**Instructions for the task**: Spot each line in the records below where the word "long" occurs, then copy it.
▼▼▼
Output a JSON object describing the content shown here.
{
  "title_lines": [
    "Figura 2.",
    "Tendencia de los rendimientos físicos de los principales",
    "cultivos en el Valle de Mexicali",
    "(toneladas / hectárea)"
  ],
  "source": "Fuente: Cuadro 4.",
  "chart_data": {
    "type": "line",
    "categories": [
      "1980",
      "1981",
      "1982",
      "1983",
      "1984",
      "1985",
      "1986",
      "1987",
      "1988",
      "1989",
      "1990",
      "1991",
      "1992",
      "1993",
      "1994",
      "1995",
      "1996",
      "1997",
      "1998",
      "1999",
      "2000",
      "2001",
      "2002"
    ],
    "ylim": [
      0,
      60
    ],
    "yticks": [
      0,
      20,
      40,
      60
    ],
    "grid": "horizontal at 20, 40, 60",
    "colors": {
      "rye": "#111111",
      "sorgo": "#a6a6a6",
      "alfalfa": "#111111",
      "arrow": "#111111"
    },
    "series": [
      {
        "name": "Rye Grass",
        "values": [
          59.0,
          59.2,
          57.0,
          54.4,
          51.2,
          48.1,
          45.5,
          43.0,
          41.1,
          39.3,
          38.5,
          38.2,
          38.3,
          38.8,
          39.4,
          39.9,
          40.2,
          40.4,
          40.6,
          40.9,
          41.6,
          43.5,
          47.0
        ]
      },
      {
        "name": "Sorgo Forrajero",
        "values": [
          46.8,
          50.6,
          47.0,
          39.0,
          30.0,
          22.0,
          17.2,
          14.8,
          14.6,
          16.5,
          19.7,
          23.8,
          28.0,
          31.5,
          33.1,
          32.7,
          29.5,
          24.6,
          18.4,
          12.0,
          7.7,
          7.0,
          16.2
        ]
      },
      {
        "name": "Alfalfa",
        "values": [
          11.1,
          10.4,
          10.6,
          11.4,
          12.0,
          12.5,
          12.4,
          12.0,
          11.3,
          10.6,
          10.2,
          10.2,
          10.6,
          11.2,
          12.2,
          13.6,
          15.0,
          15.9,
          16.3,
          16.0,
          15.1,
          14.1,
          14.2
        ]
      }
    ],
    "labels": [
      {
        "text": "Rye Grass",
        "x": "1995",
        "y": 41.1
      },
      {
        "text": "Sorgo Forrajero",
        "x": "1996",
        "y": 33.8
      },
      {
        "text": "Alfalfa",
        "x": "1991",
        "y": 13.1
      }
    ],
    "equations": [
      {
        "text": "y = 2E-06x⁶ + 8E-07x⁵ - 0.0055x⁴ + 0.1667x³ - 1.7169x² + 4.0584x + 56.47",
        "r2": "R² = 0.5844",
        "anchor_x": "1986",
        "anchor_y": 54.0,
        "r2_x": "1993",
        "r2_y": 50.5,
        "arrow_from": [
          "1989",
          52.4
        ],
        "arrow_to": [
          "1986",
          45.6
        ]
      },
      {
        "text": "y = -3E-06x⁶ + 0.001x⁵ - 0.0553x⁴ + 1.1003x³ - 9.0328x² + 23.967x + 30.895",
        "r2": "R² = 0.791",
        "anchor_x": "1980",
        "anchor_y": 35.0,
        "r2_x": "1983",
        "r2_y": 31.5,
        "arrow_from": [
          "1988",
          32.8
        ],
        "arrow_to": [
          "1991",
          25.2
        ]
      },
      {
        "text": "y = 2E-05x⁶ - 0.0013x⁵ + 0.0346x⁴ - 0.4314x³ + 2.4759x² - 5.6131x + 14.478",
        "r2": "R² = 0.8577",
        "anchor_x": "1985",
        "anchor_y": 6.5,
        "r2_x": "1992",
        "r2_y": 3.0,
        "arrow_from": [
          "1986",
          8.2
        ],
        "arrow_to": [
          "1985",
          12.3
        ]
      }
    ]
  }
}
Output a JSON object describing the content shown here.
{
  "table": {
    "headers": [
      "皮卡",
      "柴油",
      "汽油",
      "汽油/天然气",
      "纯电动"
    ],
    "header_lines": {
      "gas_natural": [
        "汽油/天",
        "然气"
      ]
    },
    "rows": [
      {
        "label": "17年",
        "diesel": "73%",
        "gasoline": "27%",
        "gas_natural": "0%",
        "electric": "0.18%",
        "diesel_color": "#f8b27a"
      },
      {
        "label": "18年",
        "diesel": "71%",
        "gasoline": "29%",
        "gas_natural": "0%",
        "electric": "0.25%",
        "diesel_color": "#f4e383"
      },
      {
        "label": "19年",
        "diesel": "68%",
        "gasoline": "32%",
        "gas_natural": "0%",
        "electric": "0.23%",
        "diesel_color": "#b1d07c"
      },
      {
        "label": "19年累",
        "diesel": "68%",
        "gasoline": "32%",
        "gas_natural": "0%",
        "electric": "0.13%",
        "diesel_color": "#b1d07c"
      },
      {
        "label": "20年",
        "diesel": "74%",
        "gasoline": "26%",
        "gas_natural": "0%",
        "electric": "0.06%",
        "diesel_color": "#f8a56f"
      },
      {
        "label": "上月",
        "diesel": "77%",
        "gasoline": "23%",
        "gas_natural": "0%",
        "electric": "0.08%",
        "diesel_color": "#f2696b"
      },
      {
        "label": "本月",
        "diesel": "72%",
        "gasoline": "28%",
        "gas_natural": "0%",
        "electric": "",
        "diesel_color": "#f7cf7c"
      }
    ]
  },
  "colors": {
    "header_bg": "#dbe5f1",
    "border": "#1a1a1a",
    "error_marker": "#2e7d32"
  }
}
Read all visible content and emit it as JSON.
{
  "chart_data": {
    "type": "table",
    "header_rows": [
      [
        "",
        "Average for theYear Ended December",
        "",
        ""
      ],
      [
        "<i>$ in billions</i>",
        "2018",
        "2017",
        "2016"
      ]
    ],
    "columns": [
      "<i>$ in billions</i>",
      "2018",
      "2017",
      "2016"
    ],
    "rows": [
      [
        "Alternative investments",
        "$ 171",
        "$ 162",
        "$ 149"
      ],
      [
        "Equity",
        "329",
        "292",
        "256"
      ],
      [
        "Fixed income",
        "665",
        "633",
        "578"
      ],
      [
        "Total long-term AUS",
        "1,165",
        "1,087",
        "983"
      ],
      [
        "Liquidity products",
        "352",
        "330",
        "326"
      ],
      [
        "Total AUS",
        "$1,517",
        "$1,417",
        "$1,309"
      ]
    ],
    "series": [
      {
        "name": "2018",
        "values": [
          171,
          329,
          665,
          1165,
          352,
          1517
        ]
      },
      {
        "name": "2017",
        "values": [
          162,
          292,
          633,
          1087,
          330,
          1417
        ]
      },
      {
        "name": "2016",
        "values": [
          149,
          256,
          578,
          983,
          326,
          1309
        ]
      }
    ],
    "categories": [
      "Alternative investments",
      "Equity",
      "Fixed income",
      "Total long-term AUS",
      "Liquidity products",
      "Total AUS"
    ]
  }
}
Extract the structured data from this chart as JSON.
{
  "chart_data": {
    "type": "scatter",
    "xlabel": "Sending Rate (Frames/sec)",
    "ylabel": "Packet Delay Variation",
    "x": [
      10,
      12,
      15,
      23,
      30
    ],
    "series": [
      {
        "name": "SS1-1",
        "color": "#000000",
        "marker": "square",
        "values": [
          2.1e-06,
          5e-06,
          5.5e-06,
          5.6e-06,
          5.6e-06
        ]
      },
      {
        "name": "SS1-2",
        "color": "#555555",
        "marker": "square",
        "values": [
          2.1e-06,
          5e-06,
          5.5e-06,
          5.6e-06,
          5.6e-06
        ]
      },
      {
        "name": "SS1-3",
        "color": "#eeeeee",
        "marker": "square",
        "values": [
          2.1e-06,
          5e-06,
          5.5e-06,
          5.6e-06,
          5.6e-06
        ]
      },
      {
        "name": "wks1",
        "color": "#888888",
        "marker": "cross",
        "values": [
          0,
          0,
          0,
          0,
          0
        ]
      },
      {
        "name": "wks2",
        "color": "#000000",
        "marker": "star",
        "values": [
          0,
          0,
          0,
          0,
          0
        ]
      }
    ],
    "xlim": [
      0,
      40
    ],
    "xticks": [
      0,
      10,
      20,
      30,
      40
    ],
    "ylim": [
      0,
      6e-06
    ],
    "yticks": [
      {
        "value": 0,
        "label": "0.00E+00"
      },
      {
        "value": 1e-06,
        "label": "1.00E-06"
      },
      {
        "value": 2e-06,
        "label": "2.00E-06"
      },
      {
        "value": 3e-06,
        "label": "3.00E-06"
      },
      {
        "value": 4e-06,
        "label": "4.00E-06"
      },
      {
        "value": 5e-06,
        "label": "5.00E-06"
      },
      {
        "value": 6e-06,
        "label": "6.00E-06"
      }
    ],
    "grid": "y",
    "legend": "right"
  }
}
▲▲▲
**Response to the task**:
        "Total long-term AUS",
      "Total long-term AUS",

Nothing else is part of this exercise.